----- EXERCISE DATA -----
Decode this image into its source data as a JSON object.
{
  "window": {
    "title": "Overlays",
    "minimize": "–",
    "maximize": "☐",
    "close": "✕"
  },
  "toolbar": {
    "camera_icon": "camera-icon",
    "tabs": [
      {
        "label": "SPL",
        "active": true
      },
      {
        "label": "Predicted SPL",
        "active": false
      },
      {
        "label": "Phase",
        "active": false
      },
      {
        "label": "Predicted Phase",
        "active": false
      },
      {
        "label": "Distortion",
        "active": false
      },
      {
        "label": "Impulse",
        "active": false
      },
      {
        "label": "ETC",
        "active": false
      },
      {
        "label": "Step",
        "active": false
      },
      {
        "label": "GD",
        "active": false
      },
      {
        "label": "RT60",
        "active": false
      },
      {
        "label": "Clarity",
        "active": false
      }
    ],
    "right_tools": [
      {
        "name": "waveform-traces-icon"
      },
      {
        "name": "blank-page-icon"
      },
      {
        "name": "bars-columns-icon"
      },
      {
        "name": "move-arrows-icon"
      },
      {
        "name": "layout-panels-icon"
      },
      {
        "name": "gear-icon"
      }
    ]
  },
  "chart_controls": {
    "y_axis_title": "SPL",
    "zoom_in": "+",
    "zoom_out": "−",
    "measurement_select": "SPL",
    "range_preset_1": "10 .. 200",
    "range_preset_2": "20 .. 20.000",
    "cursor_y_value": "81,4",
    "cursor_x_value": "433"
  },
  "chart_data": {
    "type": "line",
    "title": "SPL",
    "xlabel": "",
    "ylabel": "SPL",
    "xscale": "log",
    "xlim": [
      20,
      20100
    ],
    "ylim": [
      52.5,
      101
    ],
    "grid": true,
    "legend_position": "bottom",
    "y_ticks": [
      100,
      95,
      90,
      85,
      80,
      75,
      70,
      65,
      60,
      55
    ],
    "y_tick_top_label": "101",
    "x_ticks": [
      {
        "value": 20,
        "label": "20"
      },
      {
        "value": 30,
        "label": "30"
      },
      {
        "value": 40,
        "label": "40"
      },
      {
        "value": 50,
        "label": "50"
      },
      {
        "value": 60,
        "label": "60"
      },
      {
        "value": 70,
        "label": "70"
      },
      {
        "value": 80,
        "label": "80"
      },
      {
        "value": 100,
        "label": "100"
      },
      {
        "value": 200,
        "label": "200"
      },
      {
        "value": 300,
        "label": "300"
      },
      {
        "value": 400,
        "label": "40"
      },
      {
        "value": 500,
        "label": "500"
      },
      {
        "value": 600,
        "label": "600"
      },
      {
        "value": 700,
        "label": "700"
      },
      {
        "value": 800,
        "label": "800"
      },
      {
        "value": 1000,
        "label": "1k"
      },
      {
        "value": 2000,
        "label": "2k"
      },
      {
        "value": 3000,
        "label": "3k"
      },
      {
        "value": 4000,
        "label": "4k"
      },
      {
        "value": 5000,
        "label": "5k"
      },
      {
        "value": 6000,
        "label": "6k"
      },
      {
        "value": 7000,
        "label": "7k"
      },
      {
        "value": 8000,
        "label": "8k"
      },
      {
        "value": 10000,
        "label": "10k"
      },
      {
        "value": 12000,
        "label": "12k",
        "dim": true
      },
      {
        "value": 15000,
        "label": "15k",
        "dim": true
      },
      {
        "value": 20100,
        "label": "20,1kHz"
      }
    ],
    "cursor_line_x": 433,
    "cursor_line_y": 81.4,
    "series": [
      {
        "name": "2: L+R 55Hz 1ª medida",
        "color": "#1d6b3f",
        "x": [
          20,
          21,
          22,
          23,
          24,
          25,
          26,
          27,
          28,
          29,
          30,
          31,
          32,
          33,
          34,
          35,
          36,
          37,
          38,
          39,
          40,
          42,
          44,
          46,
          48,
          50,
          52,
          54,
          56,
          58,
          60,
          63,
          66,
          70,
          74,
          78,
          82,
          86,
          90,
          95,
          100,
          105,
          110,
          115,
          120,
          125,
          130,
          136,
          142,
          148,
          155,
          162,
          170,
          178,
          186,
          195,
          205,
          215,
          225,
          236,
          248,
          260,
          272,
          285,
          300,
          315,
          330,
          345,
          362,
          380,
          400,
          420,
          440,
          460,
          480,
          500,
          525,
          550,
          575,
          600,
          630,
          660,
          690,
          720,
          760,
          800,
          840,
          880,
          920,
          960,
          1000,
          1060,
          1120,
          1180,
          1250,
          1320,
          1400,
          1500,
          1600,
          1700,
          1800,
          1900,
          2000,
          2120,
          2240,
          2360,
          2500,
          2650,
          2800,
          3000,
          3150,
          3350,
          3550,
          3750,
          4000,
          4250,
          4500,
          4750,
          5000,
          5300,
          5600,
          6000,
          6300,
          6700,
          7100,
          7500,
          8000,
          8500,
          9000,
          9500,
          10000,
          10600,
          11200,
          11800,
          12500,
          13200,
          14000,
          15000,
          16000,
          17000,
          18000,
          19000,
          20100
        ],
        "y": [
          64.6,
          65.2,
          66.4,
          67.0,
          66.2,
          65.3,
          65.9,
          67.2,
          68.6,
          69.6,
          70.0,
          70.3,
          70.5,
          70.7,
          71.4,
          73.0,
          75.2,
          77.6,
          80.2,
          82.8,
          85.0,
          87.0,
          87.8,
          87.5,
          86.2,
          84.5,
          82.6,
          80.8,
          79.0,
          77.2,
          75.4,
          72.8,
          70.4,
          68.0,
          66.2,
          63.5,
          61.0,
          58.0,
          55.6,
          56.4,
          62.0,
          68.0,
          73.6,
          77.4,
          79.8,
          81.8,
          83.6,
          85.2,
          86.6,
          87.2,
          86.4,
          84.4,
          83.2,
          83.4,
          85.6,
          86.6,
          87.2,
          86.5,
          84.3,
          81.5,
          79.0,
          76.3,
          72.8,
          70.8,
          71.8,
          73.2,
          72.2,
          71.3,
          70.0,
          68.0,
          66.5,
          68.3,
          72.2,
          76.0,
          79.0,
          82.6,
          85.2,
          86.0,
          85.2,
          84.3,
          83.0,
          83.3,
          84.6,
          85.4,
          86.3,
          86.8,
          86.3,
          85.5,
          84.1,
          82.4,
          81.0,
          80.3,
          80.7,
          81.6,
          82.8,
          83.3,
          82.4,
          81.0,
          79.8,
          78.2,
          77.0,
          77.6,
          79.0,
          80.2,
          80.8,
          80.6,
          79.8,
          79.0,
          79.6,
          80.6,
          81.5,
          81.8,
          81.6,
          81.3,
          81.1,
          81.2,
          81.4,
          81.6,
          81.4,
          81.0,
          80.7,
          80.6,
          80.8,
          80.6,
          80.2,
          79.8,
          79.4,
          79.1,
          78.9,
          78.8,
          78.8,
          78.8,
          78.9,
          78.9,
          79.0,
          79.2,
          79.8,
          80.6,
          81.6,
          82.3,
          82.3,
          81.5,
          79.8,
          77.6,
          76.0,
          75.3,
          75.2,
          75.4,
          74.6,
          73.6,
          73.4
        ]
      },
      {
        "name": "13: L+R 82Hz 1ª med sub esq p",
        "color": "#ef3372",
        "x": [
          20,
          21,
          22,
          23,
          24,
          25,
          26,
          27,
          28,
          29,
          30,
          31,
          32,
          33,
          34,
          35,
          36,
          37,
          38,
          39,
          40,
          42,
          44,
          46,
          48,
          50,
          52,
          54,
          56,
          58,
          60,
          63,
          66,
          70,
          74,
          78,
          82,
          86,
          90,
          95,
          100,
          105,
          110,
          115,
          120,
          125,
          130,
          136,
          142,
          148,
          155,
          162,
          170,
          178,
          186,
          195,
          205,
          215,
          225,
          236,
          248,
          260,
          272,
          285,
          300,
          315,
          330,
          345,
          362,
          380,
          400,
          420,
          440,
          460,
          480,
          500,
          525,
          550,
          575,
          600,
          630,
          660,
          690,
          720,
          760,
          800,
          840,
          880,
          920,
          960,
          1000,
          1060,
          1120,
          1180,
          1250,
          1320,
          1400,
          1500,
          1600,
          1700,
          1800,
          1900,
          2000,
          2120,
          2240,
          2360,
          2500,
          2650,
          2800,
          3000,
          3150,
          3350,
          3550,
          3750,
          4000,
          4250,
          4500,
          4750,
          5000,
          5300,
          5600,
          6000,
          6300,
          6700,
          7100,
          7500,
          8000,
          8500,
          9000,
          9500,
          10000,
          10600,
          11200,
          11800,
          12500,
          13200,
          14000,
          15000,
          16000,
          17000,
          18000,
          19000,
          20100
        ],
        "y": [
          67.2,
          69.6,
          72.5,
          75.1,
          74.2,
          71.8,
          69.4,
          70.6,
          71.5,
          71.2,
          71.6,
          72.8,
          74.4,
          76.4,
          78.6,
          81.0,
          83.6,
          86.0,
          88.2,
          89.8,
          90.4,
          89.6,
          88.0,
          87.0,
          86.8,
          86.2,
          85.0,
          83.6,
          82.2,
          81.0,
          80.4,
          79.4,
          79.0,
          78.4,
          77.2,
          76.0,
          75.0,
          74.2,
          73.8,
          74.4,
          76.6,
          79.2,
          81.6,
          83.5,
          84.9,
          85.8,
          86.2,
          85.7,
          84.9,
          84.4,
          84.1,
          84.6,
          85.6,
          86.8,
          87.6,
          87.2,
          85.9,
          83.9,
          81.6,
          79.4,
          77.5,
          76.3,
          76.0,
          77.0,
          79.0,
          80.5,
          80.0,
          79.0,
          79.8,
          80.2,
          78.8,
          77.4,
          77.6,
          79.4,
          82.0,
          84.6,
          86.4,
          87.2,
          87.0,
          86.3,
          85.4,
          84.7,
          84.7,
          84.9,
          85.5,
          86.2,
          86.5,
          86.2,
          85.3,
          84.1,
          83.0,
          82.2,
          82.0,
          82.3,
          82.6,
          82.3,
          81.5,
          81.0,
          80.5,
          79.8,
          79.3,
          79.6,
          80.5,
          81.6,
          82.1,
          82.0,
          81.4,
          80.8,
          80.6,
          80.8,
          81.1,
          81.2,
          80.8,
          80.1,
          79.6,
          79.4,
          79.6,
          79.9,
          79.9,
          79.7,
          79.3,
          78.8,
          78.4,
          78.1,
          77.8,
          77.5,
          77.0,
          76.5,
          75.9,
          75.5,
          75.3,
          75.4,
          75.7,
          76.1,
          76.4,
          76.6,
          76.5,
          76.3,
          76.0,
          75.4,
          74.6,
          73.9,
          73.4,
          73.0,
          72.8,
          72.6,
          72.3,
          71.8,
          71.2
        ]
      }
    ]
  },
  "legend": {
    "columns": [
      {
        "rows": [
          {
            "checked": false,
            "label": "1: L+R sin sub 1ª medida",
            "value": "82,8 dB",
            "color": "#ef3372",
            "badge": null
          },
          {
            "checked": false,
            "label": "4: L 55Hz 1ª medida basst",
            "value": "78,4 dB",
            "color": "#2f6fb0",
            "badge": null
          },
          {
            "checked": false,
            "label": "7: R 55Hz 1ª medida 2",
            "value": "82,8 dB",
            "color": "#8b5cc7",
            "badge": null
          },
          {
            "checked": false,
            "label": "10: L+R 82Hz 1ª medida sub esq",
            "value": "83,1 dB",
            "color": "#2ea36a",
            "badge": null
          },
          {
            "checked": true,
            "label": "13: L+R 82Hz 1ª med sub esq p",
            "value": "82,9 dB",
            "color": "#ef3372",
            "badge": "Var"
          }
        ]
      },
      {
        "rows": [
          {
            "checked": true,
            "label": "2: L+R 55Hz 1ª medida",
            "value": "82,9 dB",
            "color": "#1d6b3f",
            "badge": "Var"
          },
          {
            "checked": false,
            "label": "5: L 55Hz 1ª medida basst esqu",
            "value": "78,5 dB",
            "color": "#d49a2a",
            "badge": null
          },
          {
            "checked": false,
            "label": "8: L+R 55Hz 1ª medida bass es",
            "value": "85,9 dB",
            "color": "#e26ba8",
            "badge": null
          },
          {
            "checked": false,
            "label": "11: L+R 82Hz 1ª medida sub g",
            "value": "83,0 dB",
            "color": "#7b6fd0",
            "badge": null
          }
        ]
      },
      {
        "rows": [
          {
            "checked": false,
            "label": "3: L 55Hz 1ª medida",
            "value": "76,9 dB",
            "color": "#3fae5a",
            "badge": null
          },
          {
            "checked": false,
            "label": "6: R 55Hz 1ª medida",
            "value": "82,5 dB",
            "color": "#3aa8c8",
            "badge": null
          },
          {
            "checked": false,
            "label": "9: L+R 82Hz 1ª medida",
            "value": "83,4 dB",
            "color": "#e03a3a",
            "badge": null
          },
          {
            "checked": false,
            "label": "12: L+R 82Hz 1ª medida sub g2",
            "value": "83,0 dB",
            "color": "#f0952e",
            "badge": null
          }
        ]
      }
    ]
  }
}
-----
- [THE PROBLEM] Check each line above for the string "Predicted", then copy the ones that have it.

- [RESULT OF THE TASK]
        "label": "Predicted SPL",
        "label": "Predicted Phase",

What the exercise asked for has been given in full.